Consegna
Indica se ciascuna delle affermazioni seguenti concorda con il brano sulle regioni speciali. Per ogni affermazione rispondi sì o no e cita alla lettera le parole del brano che decidono la risposta.
1. I limiti statali alle competenze regionali sono sostanzialmente gli stessi per le regioni ordinarie e per quelle speciali.
2. Gli statuti prevedono forme di perequazione a favore di tutte le regioni speciali.
3. Il livello della compartecipazione al gettito è inversamente proporzionale al livello della spesa affidata alla regione speciale.

Vengo all’autonomia legislativa. Sotto questo profilo, se
guardiamo alla prassi avallata dalla giurisprudenza costituzionale, non esiste
una vera differenziazione tra regioni ordinarie e speciali. Nel tempo abbiamo
assistito a uno smussamento progressivo delle differenze tra le competenze
legislative delle due tipologie di regione: quello che lo Stato può fare
nei confronti delle funzioni legislative delle regioni ordinarie lo può
fare anche nei confronti delle funzioni legislative delle regioni speciali,
sicché il sistema complessivo dei limiti statali alle competenze
regionali è sostanzialmente il medesimo per le regioni ordinarie e
speciali[14].
E dunque, quale bilancio se ne deve trarre? Che
l’esperienza delle regioni speciali ha poco o nulla a che vedere col
modello asimmetrico-competitivo, perché o l’asimmetria a conti
fatti non c’è oppure se c’è non è certo
strumentale alla costruzione di un’autonomia più competitiva?
La risposta affermativa alla domanda che chiude il paragrafo
precedente sarebbe una conclusione affrettata. Bisogna, infatti, focalizzare
l’attenzione su un altro aspetto: ora l’essenza della
specialità è soprattutto la differenziazione del regime
finanziario. Per come si è evoluta l’esperienza delle regioni
speciali, il proprium della
specialità, il suo attuale significato, riguarda ormai soprattutto il
versante delle relazioni finanziarie con lo Stato. È, dunque, una specialità finanziaria, prima
ancora che una specialità del riparto delle competenze legislative e
amministrative.
Ciò premesso, occorre chiedersi se la specialità
finanziaria sia una categoria omogenea oppure se, per via della grande
varietà delle soluzioni e degli istituti adottati nelle discipline
statutarie, le diverse esperienze regionali speciali siano irriducibili a un
modello unitario che funga da comune denominatore. Recentemente
c’è chi ha correttamente sostenuto che esiste, sul punto, una
«matrice comune» alle diverse esperienze speciali, riassumibile nei
seguenti elementi[15]:
a) a parte i tributi propri, variamente identificati e
identificabili, le entrate regionali dipendono soprattutto dalla
«devoluzione dei gettiti locali delle imposte statali», cioè
da compartecipazioni al gettito erariale riferibile al territorio;
b) il livello di questa devoluzione o compartecipazione è
direttamente proporzionale al livello della spesa affidata alla regione
speciale, cioè «è tanto più significativa, sia in
termini di quota del gettito che di tributi interessati, quanto maggiori sono
le competenze di spesa»;
c) in base agli statuti «non sono previste forme di
perequazione se non per colmare deficit infrastrutturali» (ma ciò
solo limitatamente a favore di talune regioni speciali: mi riferisco al Fondo
di solidarietà per la Sicilia ex art. 38 Stat. Siciliano, al Piano di
Rinascita per la Sardegna ex art. 13 Stat. Sardo);
d) e specularmente, «non è prevista la
partecipazione delle autonomie speciali a forme di solidarietà
nazionale, se non attraverso la parte non devoluta dei tributi erariali
localmente riscossi»[16].

Materiale presentato
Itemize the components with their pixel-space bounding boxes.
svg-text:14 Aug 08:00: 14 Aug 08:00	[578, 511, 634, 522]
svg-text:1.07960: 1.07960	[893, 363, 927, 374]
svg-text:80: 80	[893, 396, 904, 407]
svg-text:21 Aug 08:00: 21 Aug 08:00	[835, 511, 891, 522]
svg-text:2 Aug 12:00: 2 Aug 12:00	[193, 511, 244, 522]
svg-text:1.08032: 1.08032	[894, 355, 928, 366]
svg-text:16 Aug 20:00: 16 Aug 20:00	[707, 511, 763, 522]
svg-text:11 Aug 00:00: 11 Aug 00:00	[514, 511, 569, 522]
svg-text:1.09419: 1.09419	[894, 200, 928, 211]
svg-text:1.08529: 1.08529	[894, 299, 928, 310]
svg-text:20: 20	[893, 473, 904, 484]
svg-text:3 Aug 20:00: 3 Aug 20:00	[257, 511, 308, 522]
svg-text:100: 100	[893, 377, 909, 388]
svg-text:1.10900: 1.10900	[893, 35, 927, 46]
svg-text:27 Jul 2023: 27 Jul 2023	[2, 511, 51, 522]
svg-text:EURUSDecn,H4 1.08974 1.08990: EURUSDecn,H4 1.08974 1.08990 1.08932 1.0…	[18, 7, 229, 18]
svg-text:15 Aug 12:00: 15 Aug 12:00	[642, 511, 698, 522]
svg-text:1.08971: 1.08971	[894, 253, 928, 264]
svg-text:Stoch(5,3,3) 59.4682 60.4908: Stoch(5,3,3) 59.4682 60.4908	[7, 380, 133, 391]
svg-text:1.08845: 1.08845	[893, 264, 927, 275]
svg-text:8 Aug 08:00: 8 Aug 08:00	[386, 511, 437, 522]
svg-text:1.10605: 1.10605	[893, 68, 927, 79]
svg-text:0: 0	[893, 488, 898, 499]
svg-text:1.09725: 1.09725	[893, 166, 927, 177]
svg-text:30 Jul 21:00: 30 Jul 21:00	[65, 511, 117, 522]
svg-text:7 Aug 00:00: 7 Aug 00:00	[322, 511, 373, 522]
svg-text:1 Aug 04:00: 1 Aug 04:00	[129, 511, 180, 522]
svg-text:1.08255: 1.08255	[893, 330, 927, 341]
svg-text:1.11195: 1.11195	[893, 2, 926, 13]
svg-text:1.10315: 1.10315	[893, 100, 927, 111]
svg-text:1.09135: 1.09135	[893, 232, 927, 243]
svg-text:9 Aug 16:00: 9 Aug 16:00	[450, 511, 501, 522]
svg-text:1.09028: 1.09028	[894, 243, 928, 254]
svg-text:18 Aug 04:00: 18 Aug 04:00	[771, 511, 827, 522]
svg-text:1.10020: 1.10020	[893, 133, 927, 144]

Risposta
1. Sì: «il sistema complessivo dei limiti statali alle competenze regionali è sostanzialmente il medesimo per le regioni ordinarie e speciali».
2. No: «ma ciò solo limitatamente a favore di talune regioni speciali».
3. No: «il livello di questa devoluzione o compartecipazione è direttamente proporzionale al livello della spesa affidata alla regione speciale».